#### [WRITTEN REQUEST]
Every line containing the word "open" needs to be found and copied.
§
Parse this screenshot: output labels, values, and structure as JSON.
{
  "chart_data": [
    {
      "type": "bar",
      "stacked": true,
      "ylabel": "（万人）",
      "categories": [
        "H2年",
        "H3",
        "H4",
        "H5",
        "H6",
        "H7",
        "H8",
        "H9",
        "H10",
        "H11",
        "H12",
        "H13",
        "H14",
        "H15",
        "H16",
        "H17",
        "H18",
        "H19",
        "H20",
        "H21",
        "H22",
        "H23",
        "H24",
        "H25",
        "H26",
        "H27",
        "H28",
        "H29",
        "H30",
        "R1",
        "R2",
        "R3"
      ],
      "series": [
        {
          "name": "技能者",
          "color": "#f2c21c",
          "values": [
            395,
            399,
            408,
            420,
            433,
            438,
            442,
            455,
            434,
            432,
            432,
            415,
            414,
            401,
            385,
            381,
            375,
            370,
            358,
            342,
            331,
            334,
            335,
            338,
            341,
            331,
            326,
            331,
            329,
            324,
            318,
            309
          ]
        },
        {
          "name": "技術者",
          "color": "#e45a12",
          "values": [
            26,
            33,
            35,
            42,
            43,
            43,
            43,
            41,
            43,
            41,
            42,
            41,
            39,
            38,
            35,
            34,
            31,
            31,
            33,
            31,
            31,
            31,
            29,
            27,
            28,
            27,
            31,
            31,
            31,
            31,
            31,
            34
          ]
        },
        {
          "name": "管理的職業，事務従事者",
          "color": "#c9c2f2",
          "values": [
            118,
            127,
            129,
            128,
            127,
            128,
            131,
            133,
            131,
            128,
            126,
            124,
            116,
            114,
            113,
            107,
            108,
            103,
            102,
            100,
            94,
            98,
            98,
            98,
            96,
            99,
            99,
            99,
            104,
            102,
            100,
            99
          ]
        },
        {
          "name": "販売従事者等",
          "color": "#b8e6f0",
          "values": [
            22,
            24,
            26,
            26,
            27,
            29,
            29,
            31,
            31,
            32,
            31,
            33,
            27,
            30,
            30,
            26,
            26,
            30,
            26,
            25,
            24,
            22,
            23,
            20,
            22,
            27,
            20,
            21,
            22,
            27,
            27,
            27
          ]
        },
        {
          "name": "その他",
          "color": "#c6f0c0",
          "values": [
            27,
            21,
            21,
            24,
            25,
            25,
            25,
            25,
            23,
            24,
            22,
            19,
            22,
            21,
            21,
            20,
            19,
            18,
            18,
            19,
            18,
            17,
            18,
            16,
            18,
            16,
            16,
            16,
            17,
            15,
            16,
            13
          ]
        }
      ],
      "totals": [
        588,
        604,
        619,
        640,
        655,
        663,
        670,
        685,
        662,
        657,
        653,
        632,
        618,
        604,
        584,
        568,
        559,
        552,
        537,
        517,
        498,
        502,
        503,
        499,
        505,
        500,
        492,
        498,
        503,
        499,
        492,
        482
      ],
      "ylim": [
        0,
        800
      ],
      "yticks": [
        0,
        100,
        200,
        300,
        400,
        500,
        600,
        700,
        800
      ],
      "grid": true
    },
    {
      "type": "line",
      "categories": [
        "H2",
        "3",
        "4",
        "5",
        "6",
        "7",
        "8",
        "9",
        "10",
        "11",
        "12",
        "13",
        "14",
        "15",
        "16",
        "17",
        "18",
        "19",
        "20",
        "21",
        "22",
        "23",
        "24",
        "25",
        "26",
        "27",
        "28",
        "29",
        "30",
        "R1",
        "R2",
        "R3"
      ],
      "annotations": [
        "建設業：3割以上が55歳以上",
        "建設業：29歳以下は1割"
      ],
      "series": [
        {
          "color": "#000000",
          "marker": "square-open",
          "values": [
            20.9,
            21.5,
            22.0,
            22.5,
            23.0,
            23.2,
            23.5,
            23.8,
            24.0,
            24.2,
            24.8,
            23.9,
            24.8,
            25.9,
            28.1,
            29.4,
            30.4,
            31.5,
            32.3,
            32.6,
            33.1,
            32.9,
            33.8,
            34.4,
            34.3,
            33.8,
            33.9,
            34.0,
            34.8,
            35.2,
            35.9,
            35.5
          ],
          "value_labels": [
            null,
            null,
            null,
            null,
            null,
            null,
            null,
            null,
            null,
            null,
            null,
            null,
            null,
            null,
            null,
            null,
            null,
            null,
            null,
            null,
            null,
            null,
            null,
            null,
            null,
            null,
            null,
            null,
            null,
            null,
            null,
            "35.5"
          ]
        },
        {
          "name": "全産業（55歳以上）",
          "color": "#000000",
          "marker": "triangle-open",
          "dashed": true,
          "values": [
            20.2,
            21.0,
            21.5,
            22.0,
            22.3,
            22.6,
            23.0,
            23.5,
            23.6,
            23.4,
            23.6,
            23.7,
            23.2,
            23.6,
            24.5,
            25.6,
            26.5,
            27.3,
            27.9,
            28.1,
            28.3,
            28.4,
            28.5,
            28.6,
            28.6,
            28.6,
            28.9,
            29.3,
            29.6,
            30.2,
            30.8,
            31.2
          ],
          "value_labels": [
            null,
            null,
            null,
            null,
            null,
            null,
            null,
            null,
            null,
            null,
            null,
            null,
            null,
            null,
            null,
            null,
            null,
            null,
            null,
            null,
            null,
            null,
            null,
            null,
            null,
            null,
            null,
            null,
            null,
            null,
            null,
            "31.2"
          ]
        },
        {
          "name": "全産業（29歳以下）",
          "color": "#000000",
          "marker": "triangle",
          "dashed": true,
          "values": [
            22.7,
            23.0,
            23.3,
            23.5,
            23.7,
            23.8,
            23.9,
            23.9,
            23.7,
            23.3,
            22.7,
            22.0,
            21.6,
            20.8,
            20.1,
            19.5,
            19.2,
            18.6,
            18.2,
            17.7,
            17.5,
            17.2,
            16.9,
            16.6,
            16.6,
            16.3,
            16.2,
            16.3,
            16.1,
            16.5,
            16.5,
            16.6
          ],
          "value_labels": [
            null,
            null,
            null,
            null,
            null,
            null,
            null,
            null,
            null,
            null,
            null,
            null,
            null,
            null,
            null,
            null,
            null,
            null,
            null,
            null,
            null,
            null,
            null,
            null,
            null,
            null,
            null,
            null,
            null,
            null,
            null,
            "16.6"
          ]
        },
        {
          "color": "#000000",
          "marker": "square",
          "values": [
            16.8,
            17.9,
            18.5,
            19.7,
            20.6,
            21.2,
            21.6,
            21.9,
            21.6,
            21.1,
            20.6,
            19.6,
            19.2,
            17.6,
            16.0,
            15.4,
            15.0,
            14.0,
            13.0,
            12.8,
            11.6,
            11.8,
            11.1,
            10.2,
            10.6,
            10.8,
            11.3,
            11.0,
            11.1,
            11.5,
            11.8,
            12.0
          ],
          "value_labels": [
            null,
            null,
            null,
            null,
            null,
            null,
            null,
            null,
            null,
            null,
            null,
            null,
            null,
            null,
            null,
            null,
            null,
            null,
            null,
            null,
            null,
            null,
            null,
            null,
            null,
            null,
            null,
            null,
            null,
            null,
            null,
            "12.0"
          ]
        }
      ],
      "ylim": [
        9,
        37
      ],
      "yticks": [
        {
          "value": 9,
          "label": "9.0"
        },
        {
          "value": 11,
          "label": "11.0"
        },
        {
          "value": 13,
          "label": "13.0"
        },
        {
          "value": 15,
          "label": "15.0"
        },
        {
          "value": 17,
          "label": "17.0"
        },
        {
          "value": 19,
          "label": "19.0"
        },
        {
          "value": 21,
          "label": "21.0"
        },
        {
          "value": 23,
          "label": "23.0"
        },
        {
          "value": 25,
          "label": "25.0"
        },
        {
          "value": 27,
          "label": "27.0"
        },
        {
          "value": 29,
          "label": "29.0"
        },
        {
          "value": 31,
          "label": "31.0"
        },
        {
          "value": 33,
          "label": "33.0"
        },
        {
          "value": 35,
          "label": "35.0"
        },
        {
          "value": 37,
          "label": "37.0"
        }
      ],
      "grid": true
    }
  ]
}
§
#### [THE OUTPUT]
          "marker": "square-open",
          "marker": "triangle-open",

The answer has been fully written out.